(Dataset items)
+ + + + +
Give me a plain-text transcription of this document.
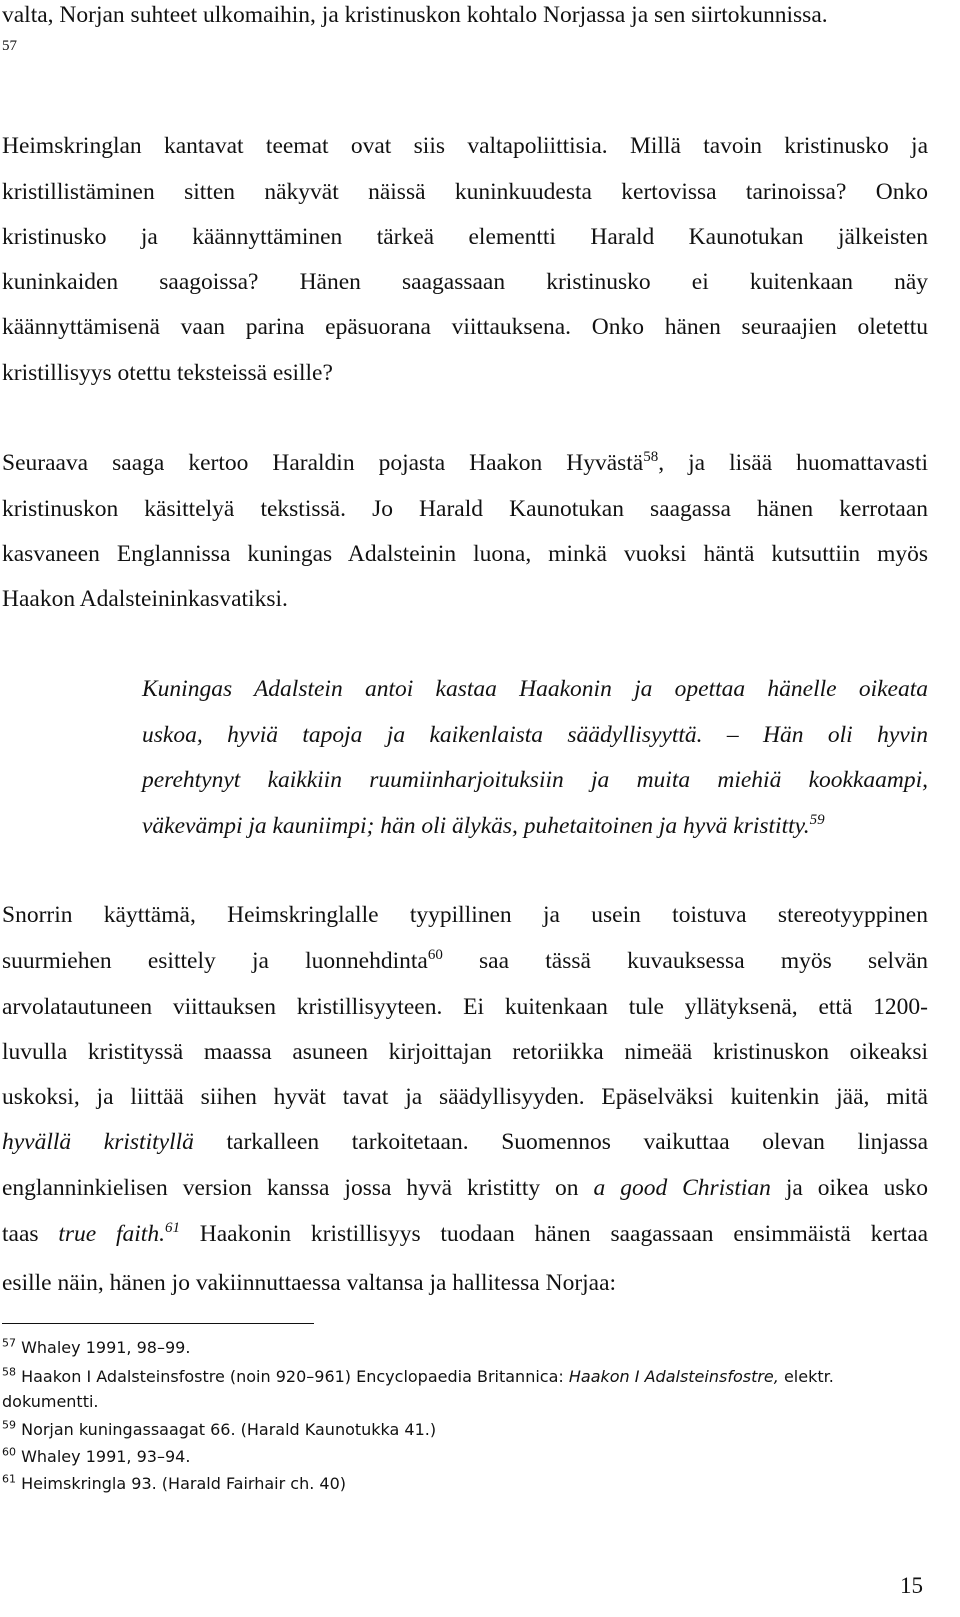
valta, Norjan suhteet ulkomaihin, ja kristinuskon kohtalo Norjassa ja sen siirtokunnissa.
57
Heimskringlan kantavat teemat ovat siis valtapoliittisia. Millä tavoin kristinusko ja
kristillistäminen sitten näkyvät näissä kuninkuudesta kertovissa tarinoissa? Onko
kristinusko ja käännyttäminen tärkeä elementti Harald Kaunotukan jälkeisten
kuninkaiden saagoissa? Hänen saagassaan kristinusko ei kuitenkaan näy
käännyttämisenä vaan parina epäsuorana viittauksena. Onko hänen seuraajien oletettu
kristillisyys otettu teksteissä esille?
Seuraava saaga kertoo Haraldin pojasta Haakon Hyvästä$^{58}$, ja lisää huomattavasti
kristinuskon käsittelyä tekstissä. Jo Harald Kaunotukan saagassa hänen kerrotaan
kasvaneen Englannissa kuningas Adalsteinin luona, minkä vuoksi häntä kutsuttiin myös
Haakon Adalsteininkasvatiksi.
Kuningas Adalstein antoi kastaa Haakonin ja opettaa hänelle oikeata
uskoa, hyviä tapoja ja kaikenlaista säädyllisyyttä. – Hän oli hyvin
perehtynyt kaikkiin ruumiinharjoituksiin ja muita miehiä kookkaampi,
väkevämpi ja kauniimpi; hän oli älykäs, puhetaitoinen ja hyvä kristitty.$^{59}$
Snorrin käyttämä, Heimskringlalle tyypillinen ja usein toistuva stereotyyppinen
suurmiehen esittely ja luonnehdinta$^{60}$ saa tässä kuvauksessa myös selvän
arvolatautuneen viittauksen kristillisyyteen. Ei kuitenkaan tule yllätyksenä, että 1200-
luvulla kristityssä maassa asuneen kirjoittajan retoriikka nimeää kristinuskon oikeaksi
uskoksi, ja liittää siihen hyvät tavat ja säädyllisyyden. Epäselväksi kuitenkin jää, mitä
hyvällä kristityllä tarkalleen tarkoitetaan. Suomennos vaikuttaa olevan linjassa
englanninkielisen version kanssa jossa hyvä kristitty on a good Christian ja oikea usko
taas true faith.$^{61}$ Haakonin kristillisyys tuodaan hänen saagassaan ensimmäistä kertaa
esille näin, hänen jo vakiinnuttaessa valtansa ja hallitessa Norjaa:
$^{57}$ Whaley 1991, 98–99.
$^{58}$ Haakon I Adalsteinsfostre (noin 920–961) Encyclopaedia Britannica: Haakon I Adalsteinsfostre, elektr.
dokumentti.
$^{59}$ Norjan kuningassaagat 66. (Harald Kaunotukka 41.)
$^{60}$ Whaley 1991, 93–94.
$^{61}$ Heimskringla 93. (Harald Fairhair ch. 40)
15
+ + + + +
▶ [Job]
Word for word, quote the full listing, omitting every picture.

▶ [The output]
Give me a plain-text transcription of this document.
valta, Norjan suhteet ulkomaihin, ja kristinuskon kohtalo Norjassa ja sen siirtokunnissa.
57
Heimskringlan kantavat teemat ovat siis valtapoliittisia. Millä tavoin kristinusko ja
kristillistäminen sitten näkyvät näissä kuninkuudesta kertovissa tarinoissa? Onko
kristinusko ja käännyttäminen tärkeä elementti Harald Kaunotukan jälkeisten
kuninkaiden saagoissa? Hänen saagassaan kristinusko ei kuitenkaan näy
käännyttämisenä vaan parina epäsuorana viittauksena. Onko hänen seuraajien oletettu
kristillisyys otettu teksteissä esille?
Seuraava saaga kertoo Haraldin pojasta Haakon Hyvästä$^{58}$, ja lisää huomattavasti
kristinuskon käsittelyä tekstissä. Jo Harald Kaunotukan saagassa hänen kerrotaan
kasvaneen Englannissa kuningas Adalsteinin luona, minkä vuoksi häntä kutsuttiin myös
Haakon Adalsteininkasvatiksi.
Kuningas Adalstein antoi kastaa Haakonin ja opettaa hänelle oikeata
uskoa, hyviä tapoja ja kaikenlaista säädyllisyyttä. – Hän oli hyvin
perehtynyt kaikkiin ruumiinharjoituksiin ja muita miehiä kookkaampi,
väkevämpi ja kauniimpi; hän oli älykäs, puhetaitoinen ja hyvä kristitty.$^{59}$
Snorrin käyttämä, Heimskringlalle tyypillinen ja usein toistuva stereotyyppinen
suurmiehen esittely ja luonnehdinta$^{60}$ saa tässä kuvauksessa myös selvän
arvolatautuneen viittauksen kristillisyyteen. Ei kuitenkaan tule yllätyksenä, että 1200-
luvulla kristityssä maassa asuneen kirjoittajan retoriikka nimeää kristinuskon oikeaksi
uskoksi, ja liittää siihen hyvät tavat ja säädyllisyyden. Epäselväksi kuitenkin jää, mitä
hyvällä kristityllä tarkalleen tarkoitetaan. Suomennos vaikuttaa olevan linjassa
englanninkielisen version kanssa jossa hyvä kristitty on a good Christian ja oikea usko
taas true faith.$^{61}$ Haakonin kristillisyys tuodaan hänen saagassaan ensimmäistä kertaa
esille näin, hänen jo vakiinnuttaessa valtansa ja hallitessa Norjaa:
$^{57}$ Whaley 1991, 98–99.
$^{58}$ Haakon I Adalsteinsfostre (noin 920–961) Encyclopaedia Britannica: Haakon I Adalsteinsfostre, elektr.
dokumentti.
$^{59}$ Norjan kuningassaagat 66. (Harald Kaunotukka 41.)
$^{60}$ Whaley 1991, 93–94.
$^{61}$ Heimskringla 93. (Harald Fairhair ch. 40)
15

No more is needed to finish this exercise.